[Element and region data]
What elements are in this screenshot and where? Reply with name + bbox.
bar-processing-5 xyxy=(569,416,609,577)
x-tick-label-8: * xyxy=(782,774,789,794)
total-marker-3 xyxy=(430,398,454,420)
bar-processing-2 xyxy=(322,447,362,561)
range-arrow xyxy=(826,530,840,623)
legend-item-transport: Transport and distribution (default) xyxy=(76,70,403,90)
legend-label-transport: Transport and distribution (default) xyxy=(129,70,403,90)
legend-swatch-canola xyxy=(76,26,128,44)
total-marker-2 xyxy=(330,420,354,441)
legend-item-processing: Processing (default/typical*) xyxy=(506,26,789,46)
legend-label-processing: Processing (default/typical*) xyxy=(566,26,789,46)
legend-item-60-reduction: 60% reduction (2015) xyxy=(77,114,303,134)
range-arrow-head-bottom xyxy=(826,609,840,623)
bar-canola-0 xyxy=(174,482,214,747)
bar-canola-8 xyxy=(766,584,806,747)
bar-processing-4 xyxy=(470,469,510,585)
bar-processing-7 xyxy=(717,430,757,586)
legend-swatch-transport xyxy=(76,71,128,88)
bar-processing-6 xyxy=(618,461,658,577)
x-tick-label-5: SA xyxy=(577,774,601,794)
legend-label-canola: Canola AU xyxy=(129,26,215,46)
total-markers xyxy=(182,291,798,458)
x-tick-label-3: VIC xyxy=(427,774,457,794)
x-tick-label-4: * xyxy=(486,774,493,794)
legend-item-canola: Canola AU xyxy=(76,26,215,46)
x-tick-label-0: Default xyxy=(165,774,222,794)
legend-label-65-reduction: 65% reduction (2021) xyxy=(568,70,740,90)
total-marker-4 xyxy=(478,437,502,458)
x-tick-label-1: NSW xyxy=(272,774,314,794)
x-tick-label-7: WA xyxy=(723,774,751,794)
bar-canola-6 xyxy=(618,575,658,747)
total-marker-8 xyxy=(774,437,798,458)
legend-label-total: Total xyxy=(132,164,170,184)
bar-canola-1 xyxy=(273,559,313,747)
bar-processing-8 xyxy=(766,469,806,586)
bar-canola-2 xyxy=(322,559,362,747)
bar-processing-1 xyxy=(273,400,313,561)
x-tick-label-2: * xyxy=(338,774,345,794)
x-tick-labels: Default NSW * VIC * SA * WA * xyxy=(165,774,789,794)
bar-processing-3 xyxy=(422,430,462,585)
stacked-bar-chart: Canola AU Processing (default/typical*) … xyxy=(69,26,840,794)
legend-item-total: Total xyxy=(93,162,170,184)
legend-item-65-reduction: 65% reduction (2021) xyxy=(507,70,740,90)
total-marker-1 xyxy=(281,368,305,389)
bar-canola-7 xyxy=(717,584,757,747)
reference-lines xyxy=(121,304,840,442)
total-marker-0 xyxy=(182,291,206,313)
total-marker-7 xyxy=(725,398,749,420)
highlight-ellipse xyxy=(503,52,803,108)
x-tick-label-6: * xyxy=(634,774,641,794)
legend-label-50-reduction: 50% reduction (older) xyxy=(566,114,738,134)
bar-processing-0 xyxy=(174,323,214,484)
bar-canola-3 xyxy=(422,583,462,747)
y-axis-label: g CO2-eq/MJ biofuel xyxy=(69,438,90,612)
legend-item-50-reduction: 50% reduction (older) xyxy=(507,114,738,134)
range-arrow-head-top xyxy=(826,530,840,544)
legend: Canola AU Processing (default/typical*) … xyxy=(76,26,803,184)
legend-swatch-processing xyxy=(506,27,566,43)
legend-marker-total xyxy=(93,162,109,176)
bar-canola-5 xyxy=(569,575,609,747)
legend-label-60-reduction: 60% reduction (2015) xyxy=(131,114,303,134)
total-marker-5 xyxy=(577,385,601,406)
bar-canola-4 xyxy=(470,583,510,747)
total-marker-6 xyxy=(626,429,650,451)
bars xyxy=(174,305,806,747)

▶ _TASK GOAL_:
Copy the entries word for word, beginning with the first line and ending with the line that contains "legend-item-total: Total xyxy=(93,162,170,184)".

▶ _COMPLETE ANSWER_:
What elements are in this screenshot and where? Reply with name + bbox.
bar-processing-5 xyxy=(569,416,609,577)
x-tick-label-8: * xyxy=(782,774,789,794)
total-marker-3 xyxy=(430,398,454,420)
bar-processing-2 xyxy=(322,447,362,561)
range-arrow xyxy=(826,530,840,623)
legend-item-transport: Transport and distribution (default) xyxy=(76,70,403,90)
legend-label-transport: Transport and distribution (default) xyxy=(129,70,403,90)
legend-swatch-canola xyxy=(76,26,128,44)
total-marker-2 xyxy=(330,420,354,441)
legend-item-processing: Processing (default/typical*) xyxy=(506,26,789,46)
legend-label-processing: Processing (default/typical*) xyxy=(566,26,789,46)
legend-item-60-reduction: 60% reduction (2015) xyxy=(77,114,303,134)
range-arrow-head-bottom xyxy=(826,609,840,623)
bar-canola-0 xyxy=(174,482,214,747)
bar-canola-8 xyxy=(766,584,806,747)
bar-processing-4 xyxy=(470,469,510,585)
bar-processing-7 xyxy=(717,430,757,586)
legend-swatch-transport xyxy=(76,71,128,88)
bar-processing-6 xyxy=(618,461,658,577)
x-tick-label-5: SA xyxy=(577,774,601,794)
legend-label-canola: Canola AU xyxy=(129,26,215,46)
total-markers xyxy=(182,291,798,458)
x-tick-label-3: VIC xyxy=(427,774,457,794)
x-tick-label-4: * xyxy=(486,774,493,794)
legend-item-canola: Canola AU xyxy=(76,26,215,46)
x-tick-label-0: Default xyxy=(165,774,222,794)
legend-label-65-reduction: 65% reduction (2021) xyxy=(568,70,740,90)
total-marker-4 xyxy=(478,437,502,458)
x-tick-label-1: NSW xyxy=(272,774,314,794)
x-tick-label-7: WA xyxy=(723,774,751,794)
bar-canola-6 xyxy=(618,575,658,747)
total-marker-8 xyxy=(774,437,798,458)
legend-label-total: Total xyxy=(132,164,170,184)
bar-canola-1 xyxy=(273,559,313,747)
bar-processing-8 xyxy=(766,469,806,586)
bar-canola-2 xyxy=(322,559,362,747)
bar-processing-1 xyxy=(273,400,313,561)
x-tick-label-2: * xyxy=(338,774,345,794)
x-tick-labels: Default NSW * VIC * SA * WA * xyxy=(165,774,789,794)
bar-processing-3 xyxy=(422,430,462,585)
stacked-bar-chart: Canola AU Processing (default/typical*) … xyxy=(69,26,840,794)
legend-item-total: Total xyxy=(93,162,170,184)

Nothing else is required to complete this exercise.